** Start **

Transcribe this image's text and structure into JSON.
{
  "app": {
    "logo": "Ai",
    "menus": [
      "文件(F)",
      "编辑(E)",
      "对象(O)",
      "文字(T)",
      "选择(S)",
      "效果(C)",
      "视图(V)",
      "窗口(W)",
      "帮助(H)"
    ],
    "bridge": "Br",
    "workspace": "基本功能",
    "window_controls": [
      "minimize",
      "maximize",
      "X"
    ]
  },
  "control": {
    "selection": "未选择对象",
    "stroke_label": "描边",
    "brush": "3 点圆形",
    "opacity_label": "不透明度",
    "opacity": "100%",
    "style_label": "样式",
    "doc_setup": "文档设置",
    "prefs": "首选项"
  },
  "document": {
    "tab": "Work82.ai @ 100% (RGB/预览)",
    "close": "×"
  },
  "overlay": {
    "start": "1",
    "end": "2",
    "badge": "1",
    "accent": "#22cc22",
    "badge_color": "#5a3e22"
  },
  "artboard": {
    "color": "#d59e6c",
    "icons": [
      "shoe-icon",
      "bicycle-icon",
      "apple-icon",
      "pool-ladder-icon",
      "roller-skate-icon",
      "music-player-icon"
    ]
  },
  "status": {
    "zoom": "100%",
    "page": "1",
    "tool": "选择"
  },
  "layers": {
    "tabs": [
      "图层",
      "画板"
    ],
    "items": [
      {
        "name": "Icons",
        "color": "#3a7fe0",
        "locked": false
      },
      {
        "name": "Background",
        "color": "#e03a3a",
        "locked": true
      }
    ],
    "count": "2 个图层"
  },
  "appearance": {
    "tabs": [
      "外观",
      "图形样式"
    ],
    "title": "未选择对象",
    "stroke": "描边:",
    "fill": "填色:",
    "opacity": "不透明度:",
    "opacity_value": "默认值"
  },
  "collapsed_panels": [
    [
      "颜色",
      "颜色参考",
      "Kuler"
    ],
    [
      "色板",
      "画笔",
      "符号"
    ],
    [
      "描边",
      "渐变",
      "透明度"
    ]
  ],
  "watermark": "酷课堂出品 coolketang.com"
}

** End **

▶ _Task prompt_
Output all records verbatim.

▶ _Answer_
Transcribe this image's text and structure into JSON.
{
  "app": {
    "logo": "Ai",
    "menus": [
      "文件(F)",
      "编辑(E)",
      "对象(O)",
      "文字(T)",
      "选择(S)",
      "效果(C)",
      "视图(V)",
      "窗口(W)",
      "帮助(H)"
    ],
    "bridge": "Br",
    "workspace": "基本功能",
    "window_controls": [
      "minimize",
      "maximize",
      "X"
    ]
  },
  "control": {
    "selection": "未选择对象",
    "stroke_label": "描边",
    "brush": "3 点圆形",
    "opacity_label": "不透明度",
    "opacity": "100%",
    "style_label": "样式",
    "doc_setup": "文档设置",
    "prefs": "首选项"
  },
  "document": {
    "tab": "Work82.ai @ 100% (RGB/预览)",
    "close": "×"
  },
  "overlay": {
    "start": "1",
    "end": "2",
    "badge": "1",
    "accent": "#22cc22",
    "badge_color": "#5a3e22"
  },
  "artboard": {
    "color": "#d59e6c",
    "icons": [
      "shoe-icon",
      "bicycle-icon",
      "apple-icon",
      "pool-ladder-icon",
      "roller-skate-icon",
      "music-player-icon"
    ]
  },
  "status": {
    "zoom": "100%",
    "page": "1",
    "tool": "选择"
  },
  "layers": {
    "tabs": [
      "图层",
      "画板"
    ],
    "items": [
      {
        "name": "Icons",
        "color": "#3a7fe0",
        "locked": false
      },
      {
        "name": "Background",
        "color": "#e03a3a",
        "locked": true
      }
    ],
    "count": "2 个图层"
  },
  "appearance": {
    "tabs": [
      "外观",
      "图形样式"
    ],
    "title": "未选择对象",
    "stroke": "描边:",
    "fill": "填色:",
    "opacity": "不透明度:",
    "opacity_value": "默认值"
  },
  "collapsed_panels": [
    [
      "颜色",
      "颜色参考",
      "Kuler"
    ],
    [
      "色板",
      "画笔",
      "符号"
    ],
    [
      "描边",
      "渐变",
      "透明度"
    ]
  ],
  "watermark": "酷课堂出品 coolketang.com"
}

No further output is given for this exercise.